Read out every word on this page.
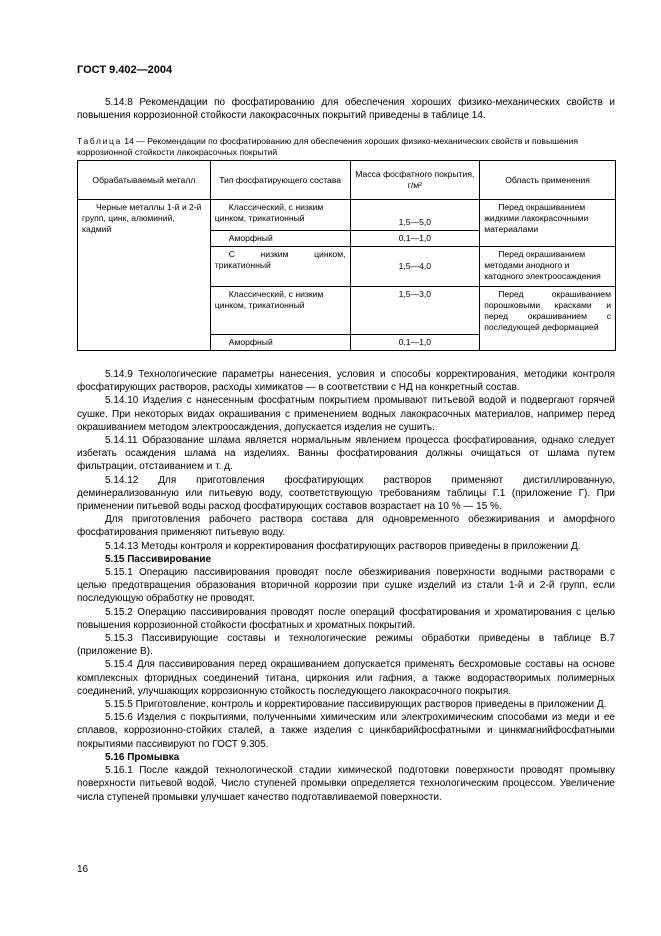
ГОСТ 9.402—2004

5.14.8 Рекомендации по фосфатированию для обеспечения хороших физико-механических свойств и повышения коррозионной стойкости лакокрасочных покрытий приведены в таблице 14.

Таблица 14 — Рекомендации по фосфатированию для обеспечения хороших физико-механических свойств и повышения коррозионной стойкости лакокрасочных покрытий
Обрабатываемый металл	Тип фосфатирующего состава	Масса фосфатного покрытия, г/м²	Область применения
Черные металлы 1-й и 2-й групп, цинк, алюминий, кадмий	Классический, с низким цинком, трикатионный	1,5—5,0	Перед окрашиванием жидкими лакокрасочными материалами
	Аморфный	0,1—1,0	
	С низким цинком, трикатионный	1,5—4,0	Перед окрашиванием методами анодного и катодного электроосаждения
	Классический, с низким цинком, трикатионный	1,5—3,0	Перед окрашиванием порошковыми красками и перед окрашиванием с последующей деформацией
	Аморфный	0,1—1,0	

5.14.9 Технологические параметры нанесения, условия и способы корректирования, методики контроля фосфатирующих растворов, расходы химикатов — в соответствии с НД на конкретный состав.

5.14.10 Изделия с нанесенным фосфатным покрытием промывают питьевой водой и подвергают горячей сушке. При некоторых видах окрашивания с применением водных лакокрасочных материалов, например перед окрашиванием методом электроосаждения, допускается изделия не сушить.

5.14.11 Образование шлама является нормальным явлением процесса фосфатирования, однако следует избегать осаждения шлама на изделиях. Ванны фосфатирования должны очищаться от шлама путем фильтрации, отстаиванием и т. д.

5.14.12 Для приготовления фосфатирующих растворов применяют дистиллированную, деминерализованную или питьевую воду, соответствующую требованиям таблицы Г.1 (приложение Г). При применении питьевой воды расход фосфатирующих составов возрастает на 10 % — 15 %.

Для приготовления рабочего раствора состава для одновременного обезжиривания и аморфного фосфатирования применяют питьевую воду.

5.14.13 Методы контроля и корректирования фосфатирующих растворов приведены в приложении Д.

5.15 Пассивирование

5.15.1 Операцию пассивирования проводят после обезжиривания поверхности водными растворами с целью предотвращения образования вторичной коррозии при сушке изделий из стали 1-й и 2-й групп, если последующую обработку не проводят.

5.15.2 Операцию пассивирования проводят после операций фосфатирования и хроматирования с целью повышения коррозионной стойкости фосфатных и хроматных покрытий.

5.15.3 Пассивирующие составы и технологические режимы обработки приведены в таблице В.7 (приложение В).

5.15.4 Для пассивирования перед окрашиванием допускается применять бесхромовые составы на основе комплексных фторидных соединений титана, циркония или гафния, а также водорастворимых полимерных соединений, улучшающих коррозионную стойкость последующего лакокрасочного покрытия.

5.15.5 Приготовление, контроль и корректирование пассивирующих растворов приведены в приложении Д.

5.15.6 Изделия с покрытиями, полученными химическим или электрохимическим способами из меди и ее сплавов, коррозионно-стойких сталей, а также изделия с цинкбарийфосфатными и цинкмагнийфосфатными покрытиями пассивируют по ГОСТ 9.305.

5.16 Промывка

5.16.1 После каждой технологической стадии химической подготовки поверхности проводят промывку поверхности питьевой водой. Число ступеней промывки определяется технологическим процессом. Увеличение числа ступеней промывки улучшает качество подготавливаемой поверхности.

16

■ WORK INSTRUCTIONS
Pictures are not part of the copy; output everything else in the records exactly.

■ TASK RESULT
Read out every word on this page.
ГОСТ 9.402—2004

5.14.8 Рекомендации по фосфатированию для обеспечения хороших физико-механических свойств и повышения коррозионной стойкости лакокрасочных покрытий приведены в таблице 14.

Таблица 14 — Рекомендации по фосфатированию для обеспечения хороших физико-механических свойств и повышения коррозионной стойкости лакокрасочных покрытий
Обрабатываемый металл	Тип фосфатирующего состава	Масса фосфатного покрытия, г/м²	Область применения
Черные металлы 1-й и 2-й групп, цинк, алюминий, кадмий	Классический, с низким цинком, трикатионный	1,5—5,0	Перед окрашиванием жидкими лакокрасочными материалами
	Аморфный	0,1—1,0	
	С низким цинком, трикатионный	1,5—4,0	Перед окрашиванием методами анодного и катодного электроосаждения
	Классический, с низким цинком, трикатионный	1,5—3,0	Перед окрашиванием порошковыми красками и перед окрашиванием с последующей деформацией
	Аморфный	0,1—1,0	

5.14.9 Технологические параметры нанесения, условия и способы корректирования, методики контроля фосфатирующих растворов, расходы химикатов — в соответствии с НД на конкретный состав.

5.14.10 Изделия с нанесенным фосфатным покрытием промывают питьевой водой и подвергают горячей сушке. При некоторых видах окрашивания с применением водных лакокрасочных материалов, например перед окрашиванием методом электроосаждения, допускается изделия не сушить.

5.14.11 Образование шлама является нормальным явлением процесса фосфатирования, однако следует избегать осаждения шлама на изделиях. Ванны фосфатирования должны очищаться от шлама путем фильтрации, отстаиванием и т. д.

5.14.12 Для приготовления фосфатирующих растворов применяют дистиллированную, деминерализованную или питьевую воду, соответствующую требованиям таблицы Г.1 (приложение Г). При применении питьевой воды расход фосфатирующих составов возрастает на 10 % — 15 %.

Для приготовления рабочего раствора состава для одновременного обезжиривания и аморфного фосфатирования применяют питьевую воду.

5.14.13 Методы контроля и корректирования фосфатирующих растворов приведены в приложении Д.

5.15 Пассивирование

5.15.1 Операцию пассивирования проводят после обезжиривания поверхности водными растворами с целью предотвращения образования вторичной коррозии при сушке изделий из стали 1-й и 2-й групп, если последующую обработку не проводят.

5.15.2 Операцию пассивирования проводят после операций фосфатирования и хроматирования с целью повышения коррозионной стойкости фосфатных и хроматных покрытий.

5.15.3 Пассивирующие составы и технологические режимы обработки приведены в таблице В.7 (приложение В).

5.15.4 Для пассивирования перед окрашиванием допускается применять бесхромовые составы на основе комплексных фторидных соединений титана, циркония или гафния, а также водорастворимых полимерных соединений, улучшающих коррозионную стойкость последующего лакокрасочного покрытия.

5.15.5 Приготовление, контроль и корректирование пассивирующих растворов приведены в приложении Д.

5.15.6 Изделия с покрытиями, полученными химическим или электрохимическим способами из меди и ее сплавов, коррозионно-стойких сталей, а также изделия с цинкбарийфосфатными и цинкмагнийфосфатными покрытиями пассивируют по ГОСТ 9.305.

5.16 Промывка

5.16.1 После каждой технологической стадии химической подготовки поверхности проводят промывку поверхности питьевой водой. Число ступеней промывки определяется технологическим процессом. Увеличение числа ступеней промывки улучшает качество подготавливаемой поверхности.

16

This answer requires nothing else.